▶ _The exercise_
Print the listing below exactly.

▶ _Supplied material_
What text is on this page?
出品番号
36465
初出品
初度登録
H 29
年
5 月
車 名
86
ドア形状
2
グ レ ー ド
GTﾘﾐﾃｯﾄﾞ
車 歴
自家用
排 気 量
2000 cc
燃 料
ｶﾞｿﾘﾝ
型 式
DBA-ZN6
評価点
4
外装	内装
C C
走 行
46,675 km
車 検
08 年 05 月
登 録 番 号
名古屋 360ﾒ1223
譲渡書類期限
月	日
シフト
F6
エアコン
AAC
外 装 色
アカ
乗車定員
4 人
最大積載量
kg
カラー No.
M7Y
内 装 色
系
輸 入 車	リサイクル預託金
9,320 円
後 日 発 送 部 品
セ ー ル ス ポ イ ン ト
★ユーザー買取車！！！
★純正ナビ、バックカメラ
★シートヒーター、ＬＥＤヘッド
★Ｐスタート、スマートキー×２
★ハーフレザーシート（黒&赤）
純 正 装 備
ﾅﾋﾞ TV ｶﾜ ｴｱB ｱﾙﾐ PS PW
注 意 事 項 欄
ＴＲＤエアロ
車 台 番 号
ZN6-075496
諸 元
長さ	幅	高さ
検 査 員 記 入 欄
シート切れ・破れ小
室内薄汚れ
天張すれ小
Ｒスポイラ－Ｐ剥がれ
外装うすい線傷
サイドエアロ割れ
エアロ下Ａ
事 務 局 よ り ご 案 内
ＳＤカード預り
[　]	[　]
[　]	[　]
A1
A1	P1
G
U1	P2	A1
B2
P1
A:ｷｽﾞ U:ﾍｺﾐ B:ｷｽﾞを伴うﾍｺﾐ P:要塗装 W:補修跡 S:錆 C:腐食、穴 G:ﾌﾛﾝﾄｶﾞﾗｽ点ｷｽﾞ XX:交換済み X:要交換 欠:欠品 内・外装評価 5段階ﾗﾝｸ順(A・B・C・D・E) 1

▶ _Output_
What text is on this page?
出品番号
36465
初出品
初度登録
H 29
年
5 月
車 名
86
ドア形状
2
グ レ ー ド
GTﾘﾐﾃｯﾄﾞ
車 歴
自家用
排 気 量
2000 cc
燃 料
ｶﾞｿﾘﾝ
型 式
DBA-ZN6
評価点
4
外装	内装
C C
走 行
46,675 km
車 検
08 年 05 月
登 録 番 号
名古屋 360ﾒ1223
譲渡書類期限
月	日
シフト
F6
エアコン
AAC
外 装 色
アカ
乗車定員
4 人
最大積載量
kg
カラー No.
M7Y
内 装 色
系
輸 入 車	リサイクル預託金
9,320 円
後 日 発 送 部 品
セ ー ル ス ポ イ ン ト
★ユーザー買取車！！！
★純正ナビ、バックカメラ
★シートヒーター、ＬＥＤヘッド
★Ｐスタート、スマートキー×２
★ハーフレザーシート（黒&赤）
純 正 装 備
ﾅﾋﾞ TV ｶﾜ ｴｱB ｱﾙﾐ PS PW
注 意 事 項 欄
ＴＲＤエアロ
車 台 番 号
ZN6-075496
諸 元
長さ	幅	高さ
検 査 員 記 入 欄
シート切れ・破れ小
室内薄汚れ
天張すれ小
Ｒスポイラ－Ｐ剥がれ
外装うすい線傷
サイドエアロ割れ
エアロ下Ａ
事 務 局 よ り ご 案 内
ＳＤカード預り
[　]	[　]
[　]	[　]
A1
A1	P1
G
U1	P2	A1
B2
P1
A:ｷｽﾞ U:ﾍｺﾐ B:ｷｽﾞを伴うﾍｺﾐ P:要塗装 W:補修跡 S:錆 C:腐食、穴 G:ﾌﾛﾝﾄｶﾞﾗｽ点ｷｽﾞ XX:交換済み X:要交換 欠:欠品 内・外装評価 5段階ﾗﾝｸ順(A・B・C・D・E) 1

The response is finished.